Aim of the task
Quote the full listing word for word.

Data entries

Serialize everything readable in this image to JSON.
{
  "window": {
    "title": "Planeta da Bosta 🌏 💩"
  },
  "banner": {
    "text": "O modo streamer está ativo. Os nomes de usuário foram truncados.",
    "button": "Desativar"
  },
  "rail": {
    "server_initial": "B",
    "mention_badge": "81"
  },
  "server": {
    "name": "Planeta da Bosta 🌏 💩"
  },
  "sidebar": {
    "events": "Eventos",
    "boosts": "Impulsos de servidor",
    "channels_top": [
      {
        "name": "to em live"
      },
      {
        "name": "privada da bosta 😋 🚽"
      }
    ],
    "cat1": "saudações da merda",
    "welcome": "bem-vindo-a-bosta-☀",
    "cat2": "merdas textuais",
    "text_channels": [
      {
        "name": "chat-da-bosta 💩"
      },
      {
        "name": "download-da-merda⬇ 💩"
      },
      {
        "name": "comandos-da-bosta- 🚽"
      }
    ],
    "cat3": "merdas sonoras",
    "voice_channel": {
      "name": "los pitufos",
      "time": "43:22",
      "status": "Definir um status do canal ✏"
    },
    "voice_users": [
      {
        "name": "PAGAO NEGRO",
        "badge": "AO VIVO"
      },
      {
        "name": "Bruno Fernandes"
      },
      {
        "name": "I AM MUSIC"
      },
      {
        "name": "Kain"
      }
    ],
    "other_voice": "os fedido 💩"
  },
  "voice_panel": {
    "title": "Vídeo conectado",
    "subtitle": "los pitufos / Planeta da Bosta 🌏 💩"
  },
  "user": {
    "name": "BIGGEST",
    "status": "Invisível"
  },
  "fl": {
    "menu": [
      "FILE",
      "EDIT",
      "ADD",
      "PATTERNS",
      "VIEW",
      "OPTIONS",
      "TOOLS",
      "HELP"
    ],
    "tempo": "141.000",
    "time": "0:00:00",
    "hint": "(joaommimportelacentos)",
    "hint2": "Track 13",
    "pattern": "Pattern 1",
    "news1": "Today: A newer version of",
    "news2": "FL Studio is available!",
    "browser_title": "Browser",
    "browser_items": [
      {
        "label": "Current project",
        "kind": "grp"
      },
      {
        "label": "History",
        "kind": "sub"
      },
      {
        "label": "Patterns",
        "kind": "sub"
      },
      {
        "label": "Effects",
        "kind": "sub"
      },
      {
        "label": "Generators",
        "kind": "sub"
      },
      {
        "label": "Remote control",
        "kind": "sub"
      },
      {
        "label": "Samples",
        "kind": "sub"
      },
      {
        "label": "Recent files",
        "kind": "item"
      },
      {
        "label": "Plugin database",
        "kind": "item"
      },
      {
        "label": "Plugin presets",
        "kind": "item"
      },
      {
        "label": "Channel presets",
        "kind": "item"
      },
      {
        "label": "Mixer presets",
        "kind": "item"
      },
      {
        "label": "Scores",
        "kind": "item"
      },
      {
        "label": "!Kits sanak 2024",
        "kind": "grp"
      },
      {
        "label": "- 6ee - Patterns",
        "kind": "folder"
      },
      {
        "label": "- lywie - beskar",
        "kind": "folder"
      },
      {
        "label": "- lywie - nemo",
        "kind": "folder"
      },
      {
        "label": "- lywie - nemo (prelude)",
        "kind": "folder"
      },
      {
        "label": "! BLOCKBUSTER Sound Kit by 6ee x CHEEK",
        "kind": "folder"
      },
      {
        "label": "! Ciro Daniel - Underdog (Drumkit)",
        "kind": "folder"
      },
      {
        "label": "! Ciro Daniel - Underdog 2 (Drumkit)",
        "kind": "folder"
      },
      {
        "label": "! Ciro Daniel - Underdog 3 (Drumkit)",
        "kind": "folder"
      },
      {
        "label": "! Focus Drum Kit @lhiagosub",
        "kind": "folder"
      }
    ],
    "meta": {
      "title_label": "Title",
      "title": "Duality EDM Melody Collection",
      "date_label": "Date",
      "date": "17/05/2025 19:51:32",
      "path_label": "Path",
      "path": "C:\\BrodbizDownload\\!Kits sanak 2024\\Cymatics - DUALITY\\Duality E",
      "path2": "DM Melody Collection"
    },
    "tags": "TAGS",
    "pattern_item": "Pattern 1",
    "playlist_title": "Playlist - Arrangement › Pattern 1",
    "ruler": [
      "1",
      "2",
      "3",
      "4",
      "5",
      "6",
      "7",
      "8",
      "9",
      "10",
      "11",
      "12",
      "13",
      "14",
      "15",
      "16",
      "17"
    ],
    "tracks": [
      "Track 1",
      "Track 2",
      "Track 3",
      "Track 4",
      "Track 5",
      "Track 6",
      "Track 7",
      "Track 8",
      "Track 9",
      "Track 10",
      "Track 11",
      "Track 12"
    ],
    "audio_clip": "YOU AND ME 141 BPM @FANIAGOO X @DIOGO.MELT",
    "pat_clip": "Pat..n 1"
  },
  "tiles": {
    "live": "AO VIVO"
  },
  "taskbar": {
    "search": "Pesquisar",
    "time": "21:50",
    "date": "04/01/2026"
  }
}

Completed exercise
Serialize everything readable in this image to JSON.
{
  "window": {
    "title": "Planeta da Bosta 🌏 💩"
  },
  "banner": {
    "text": "O modo streamer está ativo. Os nomes de usuário foram truncados.",
    "button": "Desativar"
  },
  "rail": {
    "server_initial": "B",
    "mention_badge": "81"
  },
  "server": {
    "name": "Planeta da Bosta 🌏 💩"
  },
  "sidebar": {
    "events": "Eventos",
    "boosts": "Impulsos de servidor",
    "channels_top": [
      {
        "name": "to em live"
      },
      {
        "name": "privada da bosta 😋 🚽"
      }
    ],
    "cat1": "saudações da merda",
    "welcome": "bem-vindo-a-bosta-☀",
    "cat2": "merdas textuais",
    "text_channels": [
      {
        "name": "chat-da-bosta 💩"
      },
      {
        "name": "download-da-merda⬇ 💩"
      },
      {
        "name": "comandos-da-bosta- 🚽"
      }
    ],
    "cat3": "merdas sonoras",
    "voice_channel": {
      "name": "los pitufos",
      "time": "43:22",
      "status": "Definir um status do canal ✏"
    },
    "voice_users": [
      {
        "name": "PAGAO NEGRO",
        "badge": "AO VIVO"
      },
      {
        "name": "Bruno Fernandes"
      },
      {
        "name": "I AM MUSIC"
      },
      {
        "name": "Kain"
      }
    ],
    "other_voice": "os fedido 💩"
  },
  "voice_panel": {
    "title": "Vídeo conectado",
    "subtitle": "los pitufos / Planeta da Bosta 🌏 💩"
  },
  "user": {
    "name": "BIGGEST",
    "status": "Invisível"
  },
  "fl": {
    "menu": [
      "FILE",
      "EDIT",
      "ADD",
      "PATTERNS",
      "VIEW",
      "OPTIONS",
      "TOOLS",
      "HELP"
    ],
    "tempo": "141.000",
    "time": "0:00:00",
    "hint": "(joaommimportelacentos)",
    "hint2": "Track 13",
    "pattern": "Pattern 1",
    "news1": "Today: A newer version of",
    "news2": "FL Studio is available!",
    "browser_title": "Browser",
    "browser_items": [
      {
        "label": "Current project",
        "kind": "grp"
      },
      {
        "label": "History",
        "kind": "sub"
      },
      {
        "label": "Patterns",
        "kind": "sub"
      },
      {
        "label": "Effects",
        "kind": "sub"
      },
      {
        "label": "Generators",
        "kind": "sub"
      },
      {
        "label": "Remote control",
        "kind": "sub"
      },
      {
        "label": "Samples",
        "kind": "sub"
      },
      {
        "label": "Recent files",
        "kind": "item"
      },
      {
        "label": "Plugin database",
        "kind": "item"
      },
      {
        "label": "Plugin presets",
        "kind": "item"
      },
      {
        "label": "Channel presets",
        "kind": "item"
      },
      {
        "label": "Mixer presets",
        "kind": "item"
      },
      {
        "label": "Scores",
        "kind": "item"
      },
      {
        "label": "!Kits sanak 2024",
        "kind": "grp"
      },
      {
        "label": "- 6ee - Patterns",
        "kind": "folder"
      },
      {
        "label": "- lywie - beskar",
        "kind": "folder"
      },
      {
        "label": "- lywie - nemo",
        "kind": "folder"
      },
      {
        "label": "- lywie - nemo (prelude)",
        "kind": "folder"
      },
      {
        "label": "! BLOCKBUSTER Sound Kit by 6ee x CHEEK",
        "kind": "folder"
      },
      {
        "label": "! Ciro Daniel - Underdog (Drumkit)",
        "kind": "folder"
      },
      {
        "label": "! Ciro Daniel - Underdog 2 (Drumkit)",
        "kind": "folder"
      },
      {
        "label": "! Ciro Daniel - Underdog 3 (Drumkit)",
        "kind": "folder"
      },
      {
        "label": "! Focus Drum Kit @lhiagosub",
        "kind": "folder"
      }
    ],
    "meta": {
      "title_label": "Title",
      "title": "Duality EDM Melody Collection",
      "date_label": "Date",
      "date": "17/05/2025 19:51:32",
      "path_label": "Path",
      "path": "C:\\BrodbizDownload\\!Kits sanak 2024\\Cymatics - DUALITY\\Duality E",
      "path2": "DM Melody Collection"
    },
    "tags": "TAGS",
    "pattern_item": "Pattern 1",
    "playlist_title": "Playlist - Arrangement › Pattern 1",
    "ruler": [
      "1",
      "2",
      "3",
      "4",
      "5",
      "6",
      "7",
      "8",
      "9",
      "10",
      "11",
      "12",
      "13",
      "14",
      "15",
      "16",
      "17"
    ],
    "tracks": [
      "Track 1",
      "Track 2",
      "Track 3",
      "Track 4",
      "Track 5",
      "Track 6",
      "Track 7",
      "Track 8",
      "Track 9",
      "Track 10",
      "Track 11",
      "Track 12"
    ],
    "audio_clip": "YOU AND ME 141 BPM @FANIAGOO X @DIOGO.MELT",
    "pat_clip": "Pat..n 1"
  },
  "tiles": {
    "live": "AO VIVO"
  },
  "taskbar": {
    "search": "Pesquisar",
    "time": "21:50",
    "date": "04/01/2026"
  }
}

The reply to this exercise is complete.